| Task description |
Scan the entries below for the word "optional". Copy each line that has it.

[Stored records]
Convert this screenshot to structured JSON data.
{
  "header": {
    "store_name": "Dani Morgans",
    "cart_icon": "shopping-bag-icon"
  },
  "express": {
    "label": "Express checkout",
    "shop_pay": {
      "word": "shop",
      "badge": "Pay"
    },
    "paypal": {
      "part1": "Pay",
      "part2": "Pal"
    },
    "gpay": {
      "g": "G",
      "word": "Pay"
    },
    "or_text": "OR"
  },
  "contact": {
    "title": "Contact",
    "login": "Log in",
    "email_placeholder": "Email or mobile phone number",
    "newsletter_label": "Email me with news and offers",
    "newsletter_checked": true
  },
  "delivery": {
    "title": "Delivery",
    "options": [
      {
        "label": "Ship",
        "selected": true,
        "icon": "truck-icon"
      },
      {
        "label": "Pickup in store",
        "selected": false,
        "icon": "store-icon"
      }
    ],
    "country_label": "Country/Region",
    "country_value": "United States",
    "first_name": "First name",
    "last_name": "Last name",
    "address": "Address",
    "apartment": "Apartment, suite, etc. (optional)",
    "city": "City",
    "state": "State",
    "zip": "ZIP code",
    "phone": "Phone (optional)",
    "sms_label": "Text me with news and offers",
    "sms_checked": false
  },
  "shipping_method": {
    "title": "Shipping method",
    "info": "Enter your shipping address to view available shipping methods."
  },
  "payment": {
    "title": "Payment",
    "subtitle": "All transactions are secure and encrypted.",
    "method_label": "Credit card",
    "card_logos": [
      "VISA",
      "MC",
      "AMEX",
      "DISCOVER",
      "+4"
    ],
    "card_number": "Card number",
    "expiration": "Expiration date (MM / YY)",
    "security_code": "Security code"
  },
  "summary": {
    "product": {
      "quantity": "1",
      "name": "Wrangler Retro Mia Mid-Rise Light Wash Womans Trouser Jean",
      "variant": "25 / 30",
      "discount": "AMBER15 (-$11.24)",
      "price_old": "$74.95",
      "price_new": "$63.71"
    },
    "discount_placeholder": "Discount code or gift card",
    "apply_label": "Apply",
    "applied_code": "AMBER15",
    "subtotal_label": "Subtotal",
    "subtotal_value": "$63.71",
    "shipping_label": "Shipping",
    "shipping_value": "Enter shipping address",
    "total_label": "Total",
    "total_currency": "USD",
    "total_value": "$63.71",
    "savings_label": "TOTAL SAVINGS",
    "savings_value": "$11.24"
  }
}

| Full output |
    "apartment": "Apartment, suite, etc. (optional)",
    "phone": "Phone (optional)",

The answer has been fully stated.